# WHAT TO WORK ON
Tally the lines below that contain "this". The number is the whole answer.

_ _ _ _ _ _ _

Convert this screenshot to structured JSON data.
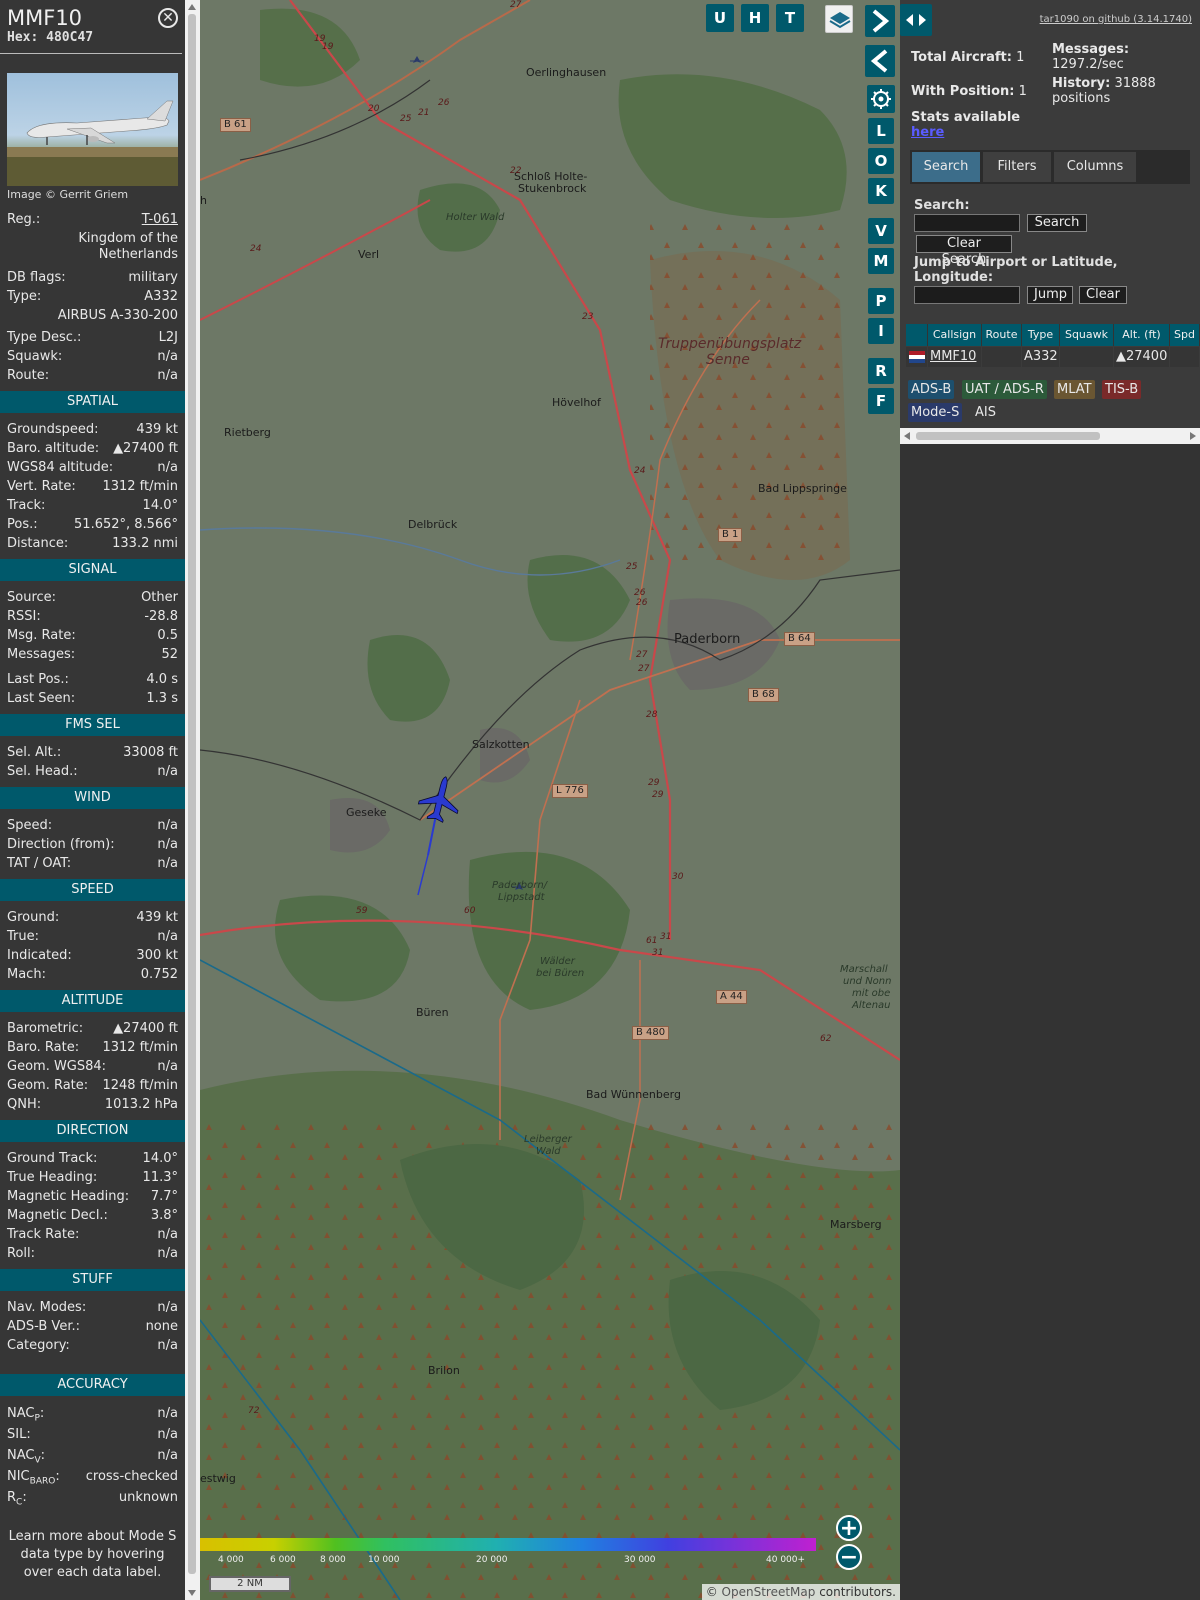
{
  "info": {
    "callsign": "MMF10",
    "hex_label": "Hex:",
    "hex": "480C47",
    "close_glyph": "✕",
    "photo_credit": "Image © Gerrit Griem",
    "rows_top": [
      {
        "label": "Reg.:",
        "value": "T-061"
      },
      {
        "label": "",
        "value": "Kingdom of the Netherlands"
      },
      {
        "label": "DB flags:",
        "value": "military"
      },
      {
        "label": "Type:",
        "value": "A332"
      },
      {
        "label": "",
        "value": "AIRBUS A-330-200"
      },
      {
        "label": "Type Desc.:",
        "value": "L2J"
      },
      {
        "label": "Squawk:",
        "value": "n/a"
      },
      {
        "label": "Route:",
        "value": "n/a"
      }
    ],
    "sections": [
      {
        "title": "SPATIAL",
        "rows": [
          {
            "label": "Groundspeed:",
            "value": "439 kt"
          },
          {
            "label": "Baro. altitude:",
            "value": "▲27400 ft"
          },
          {
            "label": "WGS84 altitude:",
            "value": "n/a"
          },
          {
            "label": "Vert. Rate:",
            "value": "1312 ft/min"
          },
          {
            "label": "Track:",
            "value": "14.0°"
          },
          {
            "label": "Pos.:",
            "value": "51.652°, 8.566°"
          },
          {
            "label": "Distance:",
            "value": "133.2 nmi"
          }
        ]
      },
      {
        "title": "SIGNAL",
        "rows": [
          {
            "label": "Source:",
            "value": "Other"
          },
          {
            "label": "RSSI:",
            "value": "-28.8"
          },
          {
            "label": "Msg. Rate:",
            "value": "0.5"
          },
          {
            "label": "Messages:",
            "value": "52"
          },
          {
            "label": "Last Pos.:",
            "value": "4.0 s"
          },
          {
            "label": "Last Seen:",
            "value": "1.3 s"
          }
        ]
      },
      {
        "title": "FMS SEL",
        "rows": [
          {
            "label": "Sel. Alt.:",
            "value": "33008 ft"
          },
          {
            "label": "Sel. Head.:",
            "value": "n/a"
          }
        ]
      },
      {
        "title": "WIND",
        "rows": [
          {
            "label": "Speed:",
            "value": "n/a"
          },
          {
            "label": "Direction (from):",
            "value": "n/a"
          },
          {
            "label": "TAT / OAT:",
            "value": "n/a"
          }
        ]
      },
      {
        "title": "SPEED",
        "rows": [
          {
            "label": "Ground:",
            "value": "439 kt"
          },
          {
            "label": "True:",
            "value": "n/a"
          },
          {
            "label": "Indicated:",
            "value": "300 kt"
          },
          {
            "label": "Mach:",
            "value": "0.752"
          }
        ]
      },
      {
        "title": "ALTITUDE",
        "rows": [
          {
            "label": "Barometric:",
            "value": "▲27400 ft"
          },
          {
            "label": "Baro. Rate:",
            "value": "1312 ft/min"
          },
          {
            "label": "Geom. WGS84:",
            "value": "n/a"
          },
          {
            "label": "Geom. Rate:",
            "value": "1248 ft/min"
          },
          {
            "label": "QNH:",
            "value": "1013.2 hPa"
          }
        ]
      },
      {
        "title": "DIRECTION",
        "rows": [
          {
            "label": "Ground Track:",
            "value": "14.0°"
          },
          {
            "label": "True Heading:",
            "value": "11.3°"
          },
          {
            "label": "Magnetic Heading:",
            "value": "7.7°"
          },
          {
            "label": "Magnetic Decl.:",
            "value": "3.8°"
          },
          {
            "label": "Track Rate:",
            "value": "n/a"
          },
          {
            "label": "Roll:",
            "value": "n/a"
          }
        ]
      },
      {
        "title": "STUFF",
        "rows": [
          {
            "label": "Nav. Modes:",
            "value": "n/a"
          },
          {
            "label": "ADS-B Ver.:",
            "value": "none"
          },
          {
            "label": "Category:",
            "value": "n/a"
          }
        ]
      }
    ],
    "accuracy_title": "ACCURACY",
    "accuracy_rows": [
      {
        "label": "NAC",
        "sub": "P",
        "suffix": ":",
        "value": "n/a"
      },
      {
        "label": "SIL:",
        "sub": "",
        "suffix": "",
        "value": "n/a"
      },
      {
        "label": "NAC",
        "sub": "V",
        "suffix": ":",
        "value": "n/a"
      },
      {
        "label": "NIC",
        "sub": "BARO",
        "suffix": ":",
        "value": "cross-checked"
      },
      {
        "label": "R",
        "sub": "C",
        "suffix": ":",
        "value": "unknown"
      }
    ],
    "footer": "Learn more about Mode S data type by hovering over each data label."
  },
  "map": {
    "buttons_top": [
      "U",
      "H",
      "T"
    ],
    "buttons_side": [
      "L",
      "O",
      "K",
      "V",
      "M",
      "P",
      "I",
      "R",
      "F"
    ],
    "zoom_in": "+",
    "zoom_out": "−",
    "scale_labels": [
      "4 000",
      "6 000",
      "8 000",
      "10 000",
      "20 000",
      "30 000",
      "40 000+"
    ],
    "scale_bar": "2 NM",
    "attribution_prefix": "© ",
    "attribution_link": "OpenStreetMap",
    "attribution_suffix": " contributors.",
    "towns": [
      {
        "name": "Oerlinghausen"
      },
      {
        "name": "Schloß Holte-"
      },
      {
        "name": "Stukenbrock"
      },
      {
        "name": "Holter Wald"
      },
      {
        "name": "Verl"
      },
      {
        "name": "Truppenübungsplatz"
      },
      {
        "name": "Senne"
      },
      {
        "name": "Hövelhof"
      },
      {
        "name": "Rietberg"
      },
      {
        "name": "Bad Lippspringe"
      },
      {
        "name": "Delbrück"
      },
      {
        "name": "Paderborn"
      },
      {
        "name": "Salzkotten"
      },
      {
        "name": "Geseke"
      },
      {
        "name": "Paderborn/"
      },
      {
        "name": "Lippstadt"
      },
      {
        "name": "Wälder"
      },
      {
        "name": "bei Büren"
      },
      {
        "name": "Büren"
      },
      {
        "name": "Bad Wünnenberg"
      },
      {
        "name": "Leiberger"
      },
      {
        "name": "Wald"
      },
      {
        "name": "Marsberg"
      },
      {
        "name": "Brilon"
      },
      {
        "name": "estwig"
      },
      {
        "name": "h"
      },
      {
        "name": "Marschall"
      },
      {
        "name": "und Nonn"
      },
      {
        "name": "mit obe"
      },
      {
        "name": "Altenau"
      }
    ],
    "road_shields": [
      "B 61",
      "B 1",
      "B 64",
      "B 68",
      "L 776",
      "A 44",
      "B 480"
    ],
    "road_numbers": [
      "27",
      "19",
      "19",
      "20",
      "25",
      "26",
      "21",
      "22",
      "24",
      "23",
      "24",
      "25",
      "26",
      "26",
      "27",
      "27",
      "28",
      "29",
      "29",
      "30",
      "31",
      "31",
      "61",
      "59",
      "60",
      "62",
      "72"
    ]
  },
  "sidebar": {
    "github": "tar1090 on github (3.14.1740)",
    "total_aircraft_label": "Total Aircraft:",
    "total_aircraft": "1",
    "with_position_label": "With Position:",
    "with_position": "1",
    "messages_label": "Messages:",
    "messages": "1297.2/sec",
    "history_label": "History:",
    "history": "31888 positions",
    "stats_label": "Stats available",
    "stats_link": "here",
    "tabs": [
      "Search",
      "Filters",
      "Columns"
    ],
    "search_label": "Search:",
    "search_button": "Search",
    "clear_search_button": "Clear Search",
    "jump_label": "Jump to Airport or Latitude, Longitude:",
    "jump_button": "Jump",
    "clear_button": "Clear",
    "table_headers": [
      "Callsign",
      "Route",
      "Type",
      "Squawk",
      "Alt. (ft)",
      "Spd"
    ],
    "table_rows": [
      {
        "callsign": "MMF10",
        "route": "",
        "type": "A332",
        "squawk": "",
        "alt": "▲27400",
        "spd": ""
      }
    ],
    "sources": [
      {
        "label": "ADS-B",
        "bg": "#1d4f6e"
      },
      {
        "label": "UAT / ADS-R",
        "bg": "#2c5a3a"
      },
      {
        "label": "MLAT",
        "bg": "#6a5632"
      },
      {
        "label": "TIS-B",
        "bg": "#7a2a2a"
      },
      {
        "label": "Mode-S",
        "bg": "#2a3a6a"
      },
      {
        "label": "AIS",
        "bg": "#3b3b3b"
      }
    ]
  }
}
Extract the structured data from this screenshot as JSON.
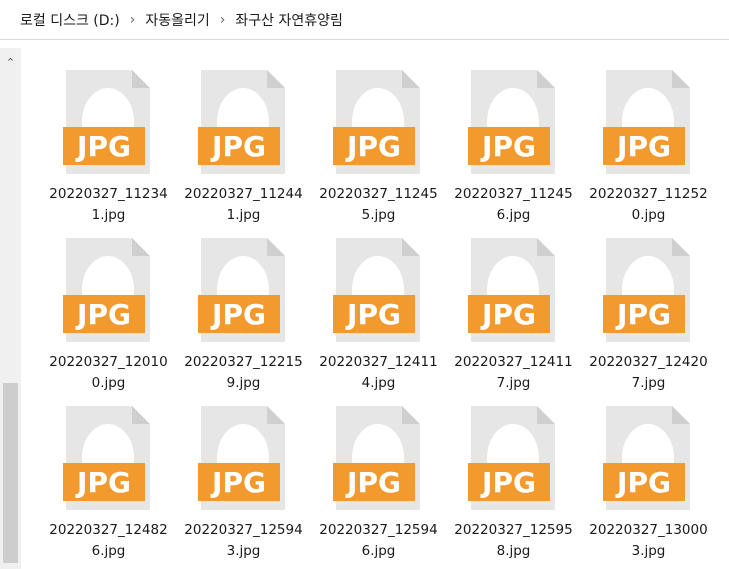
{
  "breadcrumb": {
    "items": [
      "로컬 디스크 (D:)",
      "자동올리기",
      "좌구산 자연휴양림"
    ]
  },
  "icon_colors": {
    "badge": "#f29a2e",
    "page": "#e6e6e6"
  },
  "files": [
    {
      "line1": "20220327_11234",
      "line2": "1.jpg",
      "badge": "JPG"
    },
    {
      "line1": "20220327_11244",
      "line2": "1.jpg",
      "badge": "JPG"
    },
    {
      "line1": "20220327_11245",
      "line2": "5.jpg",
      "badge": "JPG"
    },
    {
      "line1": "20220327_11245",
      "line2": "6.jpg",
      "badge": "JPG"
    },
    {
      "line1": "20220327_11252",
      "line2": "0.jpg",
      "badge": "JPG"
    },
    {
      "line1": "20220327_12010",
      "line2": "0.jpg",
      "badge": "JPG"
    },
    {
      "line1": "20220327_12215",
      "line2": "9.jpg",
      "badge": "JPG"
    },
    {
      "line1": "20220327_12411",
      "line2": "4.jpg",
      "badge": "JPG"
    },
    {
      "line1": "20220327_12411",
      "line2": "7.jpg",
      "badge": "JPG"
    },
    {
      "line1": "20220327_12420",
      "line2": "7.jpg",
      "badge": "JPG"
    },
    {
      "line1": "20220327_12482",
      "line2": "6.jpg",
      "badge": "JPG"
    },
    {
      "line1": "20220327_12594",
      "line2": "3.jpg",
      "badge": "JPG"
    },
    {
      "line1": "20220327_12594",
      "line2": "6.jpg",
      "badge": "JPG"
    },
    {
      "line1": "20220327_12595",
      "line2": "8.jpg",
      "badge": "JPG"
    },
    {
      "line1": "20220327_13000",
      "line2": "3.jpg",
      "badge": "JPG"
    }
  ]
}
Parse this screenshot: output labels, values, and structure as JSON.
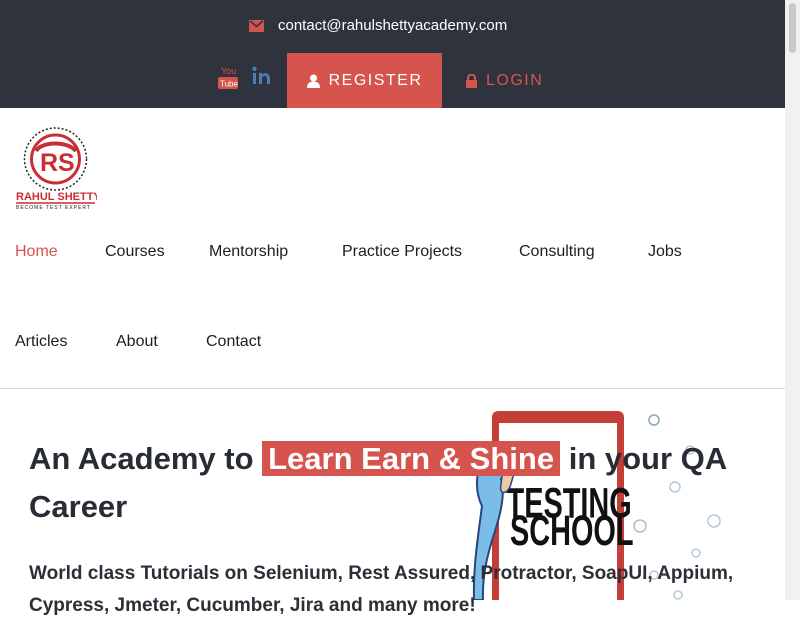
{
  "topbar": {
    "email": "contact@rahulshettyacademy.com",
    "social": [
      "youtube-icon",
      "linkedin-icon"
    ],
    "register_label": "REGISTER",
    "login_label": "LOGIN"
  },
  "brand": {
    "logo_initials": "RS",
    "logo_name": "RAHUL SHETTY",
    "logo_tagline": "BECOME TEST EXPERT"
  },
  "nav": {
    "items": [
      "Home",
      "Courses",
      "Mentorship",
      "Practice Projects",
      "Consulting",
      "Jobs",
      "Articles",
      "About",
      "Contact"
    ],
    "active": "Home"
  },
  "hero": {
    "title_prefix": "An Academy to ",
    "title_highlight": "Learn Earn & Shine",
    "title_suffix": " in your QA Career",
    "subtitle": "World class Tutorials on Selenium, Rest Assured, Protractor, SoapUI, Appium, Cypress, Jmeter, Cucumber, Jira and many more!",
    "image_text_top": "TESTING",
    "image_text_bottom": "SCHOOL"
  },
  "colors": {
    "accent": "#d6544e",
    "topbar": "#2e333d"
  }
}
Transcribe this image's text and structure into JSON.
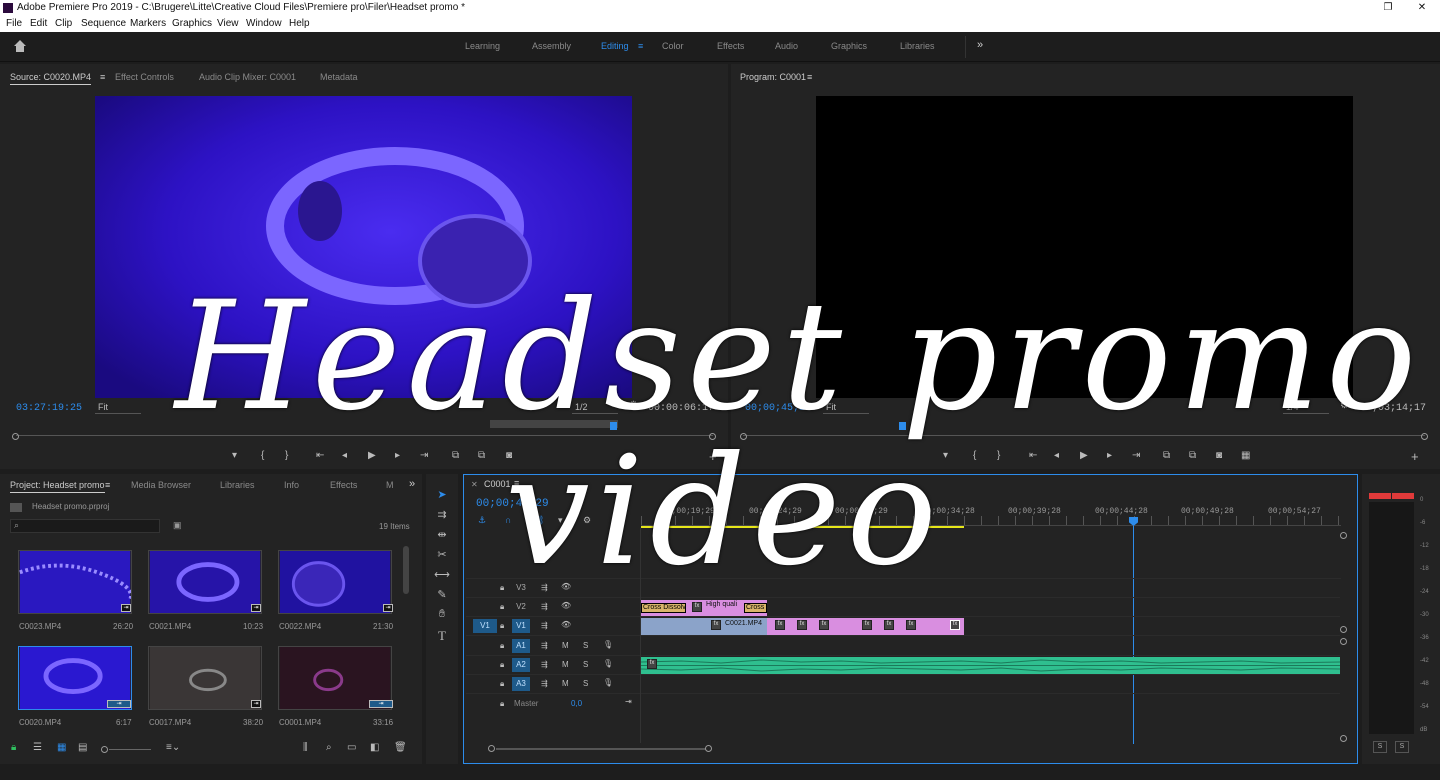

_ _ _ _ _ _ _

# RESULT BELOW
4